* TASK STATEMENT:
The records below must be output exactly, without pictures.

↓

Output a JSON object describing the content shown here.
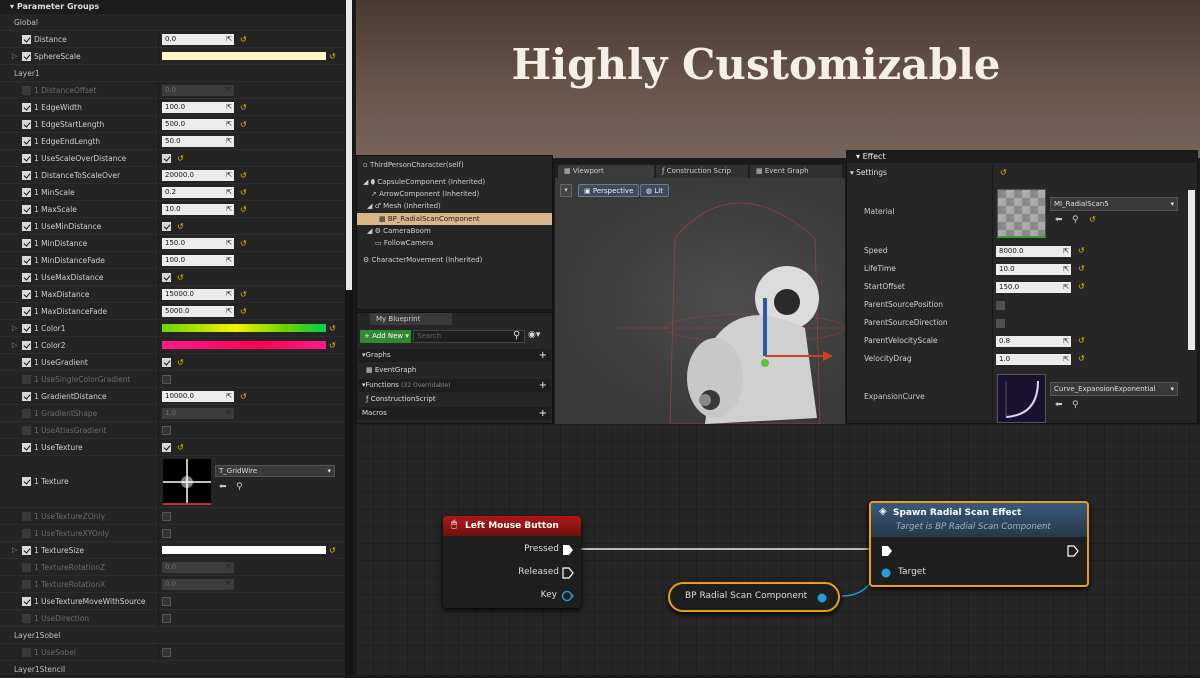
{
  "params": {
    "header": "Parameter Groups",
    "rows": [
      {
        "kind": "group",
        "label": "Global"
      },
      {
        "kind": "num",
        "label": "Distance",
        "value": "0.0",
        "on": true,
        "reset": true
      },
      {
        "kind": "bar",
        "label": "SphereScale",
        "on": true,
        "arrow": true,
        "bar": "#fff8c4"
      },
      {
        "kind": "group",
        "label": "Layer1"
      },
      {
        "kind": "num",
        "label": "1 DistanceOffset",
        "value": "0.0",
        "dis": true
      },
      {
        "kind": "num",
        "label": "1 EdgeWidth",
        "value": "100.0",
        "on": true,
        "reset": true
      },
      {
        "kind": "num",
        "label": "1 EdgeStartLength",
        "value": "500.0",
        "on": true,
        "reset": true
      },
      {
        "kind": "num",
        "label": "1 EdgeEndLength",
        "value": "50.0",
        "on": true
      },
      {
        "kind": "chk",
        "label": "1 UseScaleOverDistance",
        "on": true,
        "vcheck": true,
        "reset": true
      },
      {
        "kind": "num",
        "label": "1 DistanceToScaleOver",
        "value": "20000.0",
        "on": true,
        "reset": true
      },
      {
        "kind": "num",
        "label": "1 MinScale",
        "value": "0.2",
        "on": true,
        "reset": true
      },
      {
        "kind": "num",
        "label": "1 MaxScale",
        "value": "10.0",
        "on": true,
        "reset": true
      },
      {
        "kind": "chk",
        "label": "1 UseMinDistance",
        "on": true,
        "vcheck": true,
        "reset": true
      },
      {
        "kind": "num",
        "label": "1 MinDistance",
        "value": "150.0",
        "on": true,
        "reset": true
      },
      {
        "kind": "num",
        "label": "1 MinDistanceFade",
        "value": "100.0",
        "on": true
      },
      {
        "kind": "chk",
        "label": "1 UseMaxDistance",
        "on": true,
        "vcheck": true,
        "reset": true
      },
      {
        "kind": "num",
        "label": "1 MaxDistance",
        "value": "15000.0",
        "on": true,
        "reset": true
      },
      {
        "kind": "num",
        "label": "1 MaxDistanceFade",
        "value": "5000.0",
        "on": true,
        "reset": true
      },
      {
        "kind": "bar",
        "label": "1 Color1",
        "on": true,
        "arrow": true,
        "bar": "linear-gradient(90deg,#6cd400,#f4f000 45%,#6cd400 75%,#00d050)"
      },
      {
        "kind": "bar",
        "label": "1 Color2",
        "on": true,
        "arrow": true,
        "bar": "linear-gradient(90deg,#ff1a8c,#ff0050 60%,#ff1a8c)"
      },
      {
        "kind": "chk",
        "label": "1 UseGradient",
        "on": true,
        "vcheck": true,
        "reset": true
      },
      {
        "kind": "chk",
        "label": "1 UseSingleColorGradient",
        "dis": true,
        "vcheck": false
      },
      {
        "kind": "num",
        "label": "1 GradientDistance",
        "value": "10000.0",
        "on": true,
        "reset": true
      },
      {
        "kind": "num",
        "label": "1 GradientShape",
        "value": "1.0",
        "dis": true
      },
      {
        "kind": "chk",
        "label": "1 UseAtlasGradient",
        "dis": true,
        "vcheck": false
      },
      {
        "kind": "chk",
        "label": "1 UseTexture",
        "on": true,
        "vcheck": true,
        "reset": true
      }
    ],
    "texture": {
      "label": "1 Texture",
      "asset": "T_GridWire"
    },
    "rows2": [
      {
        "kind": "chk",
        "label": "1 UseTextureZOnly",
        "dis": true,
        "vcheck": false
      },
      {
        "kind": "chk",
        "label": "1 UseTextureXYOnly",
        "dis": true,
        "vcheck": false
      },
      {
        "kind": "bar",
        "label": "1 TextureSize",
        "on": true,
        "arrow": true,
        "bar": "#ffffff"
      },
      {
        "kind": "num",
        "label": "1 TextureRotationZ",
        "value": "0.0",
        "dis": true
      },
      {
        "kind": "num",
        "label": "1 TextureRotationX",
        "value": "0.0",
        "dis": true
      },
      {
        "kind": "chk",
        "label": "1 UseTextureMoveWithSource",
        "on": true,
        "vcheck": false
      },
      {
        "kind": "chk",
        "label": "1 UseDirection",
        "dis": true,
        "vcheck": false
      },
      {
        "kind": "group",
        "label": "Layer1Sobel"
      },
      {
        "kind": "chk",
        "label": "1 UseSobel",
        "dis": true,
        "vcheck": false
      },
      {
        "kind": "group",
        "label": "Layer1Stencil"
      }
    ]
  },
  "banner": {
    "title": "Highly Customizable"
  },
  "components": {
    "root": "ThirdPersonCharacter(self)",
    "items": [
      "CapsuleComponent (Inherited)",
      "ArrowComponent (Inherited)",
      "Mesh (Inherited)",
      "BP_RadialScanComponent",
      "CameraBoom",
      "FollowCamera",
      "CharacterMovement (Inherited)"
    ]
  },
  "blueprint": {
    "tab": "My Blueprint",
    "add_new": "+ Add New ▾",
    "search_placeholder": "Search",
    "graphs": "Graphs",
    "event_graph": "EventGraph",
    "functions": "Functions",
    "overridable": "(32 Overridable)",
    "construction": "ConstructionScript",
    "macros": "Macros"
  },
  "viewport": {
    "tabs": [
      "Viewport",
      "Construction Scrip",
      "Event Graph"
    ],
    "perspective": "Perspective",
    "lit": "Lit"
  },
  "effect": {
    "header": "Effect",
    "settings": "Settings",
    "material_label": "Material",
    "material_asset": "MI_RadialScan5",
    "rows": [
      {
        "label": "Speed",
        "value": "8000.0"
      },
      {
        "label": "LifeTime",
        "value": "10.0"
      },
      {
        "label": "StartOffset",
        "value": "150.0"
      },
      {
        "label": "ParentSourcePosition",
        "check": true
      },
      {
        "label": "ParentSourceDirection",
        "check": true
      },
      {
        "label": "ParentVelocityScale",
        "value": "0.8"
      },
      {
        "label": "VelocityDrag",
        "value": "1.0"
      }
    ],
    "curve_label": "ExpansionCurve",
    "curve_asset": "Curve_ExpansionExponential"
  },
  "graph": {
    "lmb": {
      "title": "Left Mouse Button",
      "pressed": "Pressed",
      "released": "Released",
      "key": "Key"
    },
    "spawn": {
      "title": "Spawn Radial Scan Effect",
      "subtitle": "Target is BP Radial Scan Component",
      "target": "Target"
    },
    "component_node": "BP Radial Scan Component"
  }
}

↑

* ANSWER TO THE TASK:
Output a JSON object describing the content shown here.
{
  "params": {
    "header": "Parameter Groups",
    "rows": [
      {
        "kind": "group",
        "label": "Global"
      },
      {
        "kind": "num",
        "label": "Distance",
        "value": "0.0",
        "on": true,
        "reset": true
      },
      {
        "kind": "bar",
        "label": "SphereScale",
        "on": true,
        "arrow": true,
        "bar": "#fff8c4"
      },
      {
        "kind": "group",
        "label": "Layer1"
      },
      {
        "kind": "num",
        "label": "1 DistanceOffset",
        "value": "0.0",
        "dis": true
      },
      {
        "kind": "num",
        "label": "1 EdgeWidth",
        "value": "100.0",
        "on": true,
        "reset": true
      },
      {
        "kind": "num",
        "label": "1 EdgeStartLength",
        "value": "500.0",
        "on": true,
        "reset": true
      },
      {
        "kind": "num",
        "label": "1 EdgeEndLength",
        "value": "50.0",
        "on": true
      },
      {
        "kind": "chk",
        "label": "1 UseScaleOverDistance",
        "on": true,
        "vcheck": true,
        "reset": true
      },
      {
        "kind": "num",
        "label": "1 DistanceToScaleOver",
        "value": "20000.0",
        "on": true,
        "reset": true
      },
      {
        "kind": "num",
        "label": "1 MinScale",
        "value": "0.2",
        "on": true,
        "reset": true
      },
      {
        "kind": "num",
        "label": "1 MaxScale",
        "value": "10.0",
        "on": true,
        "reset": true
      },
      {
        "kind": "chk",
        "label": "1 UseMinDistance",
        "on": true,
        "vcheck": true,
        "reset": true
      },
      {
        "kind": "num",
        "label": "1 MinDistance",
        "value": "150.0",
        "on": true,
        "reset": true
      },
      {
        "kind": "num",
        "label": "1 MinDistanceFade",
        "value": "100.0",
        "on": true
      },
      {
        "kind": "chk",
        "label": "1 UseMaxDistance",
        "on": true,
        "vcheck": true,
        "reset": true
      },
      {
        "kind": "num",
        "label": "1 MaxDistance",
        "value": "15000.0",
        "on": true,
        "reset": true
      },
      {
        "kind": "num",
        "label": "1 MaxDistanceFade",
        "value": "5000.0",
        "on": true,
        "reset": true
      },
      {
        "kind": "bar",
        "label": "1 Color1",
        "on": true,
        "arrow": true,
        "bar": "linear-gradient(90deg,#6cd400,#f4f000 45%,#6cd400 75%,#00d050)"
      },
      {
        "kind": "bar",
        "label": "1 Color2",
        "on": true,
        "arrow": true,
        "bar": "linear-gradient(90deg,#ff1a8c,#ff0050 60%,#ff1a8c)"
      },
      {
        "kind": "chk",
        "label": "1 UseGradient",
        "on": true,
        "vcheck": true,
        "reset": true
      },
      {
        "kind": "chk",
        "label": "1 UseSingleColorGradient",
        "dis": true,
        "vcheck": false
      },
      {
        "kind": "num",
        "label": "1 GradientDistance",
        "value": "10000.0",
        "on": true,
        "reset": true
      },
      {
        "kind": "num",
        "label": "1 GradientShape",
        "value": "1.0",
        "dis": true
      },
      {
        "kind": "chk",
        "label": "1 UseAtlasGradient",
        "dis": true,
        "vcheck": false
      },
      {
        "kind": "chk",
        "label": "1 UseTexture",
        "on": true,
        "vcheck": true,
        "reset": true
      }
    ],
    "texture": {
      "label": "1 Texture",
      "asset": "T_GridWire"
    },
    "rows2": [
      {
        "kind": "chk",
        "label": "1 UseTextureZOnly",
        "dis": true,
        "vcheck": false
      },
      {
        "kind": "chk",
        "label": "1 UseTextureXYOnly",
        "dis": true,
        "vcheck": false
      },
      {
        "kind": "bar",
        "label": "1 TextureSize",
        "on": true,
        "arrow": true,
        "bar": "#ffffff"
      },
      {
        "kind": "num",
        "label": "1 TextureRotationZ",
        "value": "0.0",
        "dis": true
      },
      {
        "kind": "num",
        "label": "1 TextureRotationX",
        "value": "0.0",
        "dis": true
      },
      {
        "kind": "chk",
        "label": "1 UseTextureMoveWithSource",
        "on": true,
        "vcheck": false
      },
      {
        "kind": "chk",
        "label": "1 UseDirection",
        "dis": true,
        "vcheck": false
      },
      {
        "kind": "group",
        "label": "Layer1Sobel"
      },
      {
        "kind": "chk",
        "label": "1 UseSobel",
        "dis": true,
        "vcheck": false
      },
      {
        "kind": "group",
        "label": "Layer1Stencil"
      }
    ]
  },
  "banner": {
    "title": "Highly Customizable"
  },
  "components": {
    "root": "ThirdPersonCharacter(self)",
    "items": [
      "CapsuleComponent (Inherited)",
      "ArrowComponent (Inherited)",
      "Mesh (Inherited)",
      "BP_RadialScanComponent",
      "CameraBoom",
      "FollowCamera",
      "CharacterMovement (Inherited)"
    ]
  },
  "blueprint": {
    "tab": "My Blueprint",
    "add_new": "+ Add New ▾",
    "search_placeholder": "Search",
    "graphs": "Graphs",
    "event_graph": "EventGraph",
    "functions": "Functions",
    "overridable": "(32 Overridable)",
    "construction": "ConstructionScript",
    "macros": "Macros"
  },
  "viewport": {
    "tabs": [
      "Viewport",
      "Construction Scrip",
      "Event Graph"
    ],
    "perspective": "Perspective",
    "lit": "Lit"
  },
  "effect": {
    "header": "Effect",
    "settings": "Settings",
    "material_label": "Material",
    "material_asset": "MI_RadialScan5",
    "rows": [
      {
        "label": "Speed",
        "value": "8000.0"
      },
      {
        "label": "LifeTime",
        "value": "10.0"
      },
      {
        "label": "StartOffset",
        "value": "150.0"
      },
      {
        "label": "ParentSourcePosition",
        "check": true
      },
      {
        "label": "ParentSourceDirection",
        "check": true
      },
      {
        "label": "ParentVelocityScale",
        "value": "0.8"
      },
      {
        "label": "VelocityDrag",
        "value": "1.0"
      }
    ],
    "curve_label": "ExpansionCurve",
    "curve_asset": "Curve_ExpansionExponential"
  },
  "graph": {
    "lmb": {
      "title": "Left Mouse Button",
      "pressed": "Pressed",
      "released": "Released",
      "key": "Key"
    },
    "spawn": {
      "title": "Spawn Radial Scan Effect",
      "subtitle": "Target is BP Radial Scan Component",
      "target": "Target"
    },
    "component_node": "BP Radial Scan Component"
  }
}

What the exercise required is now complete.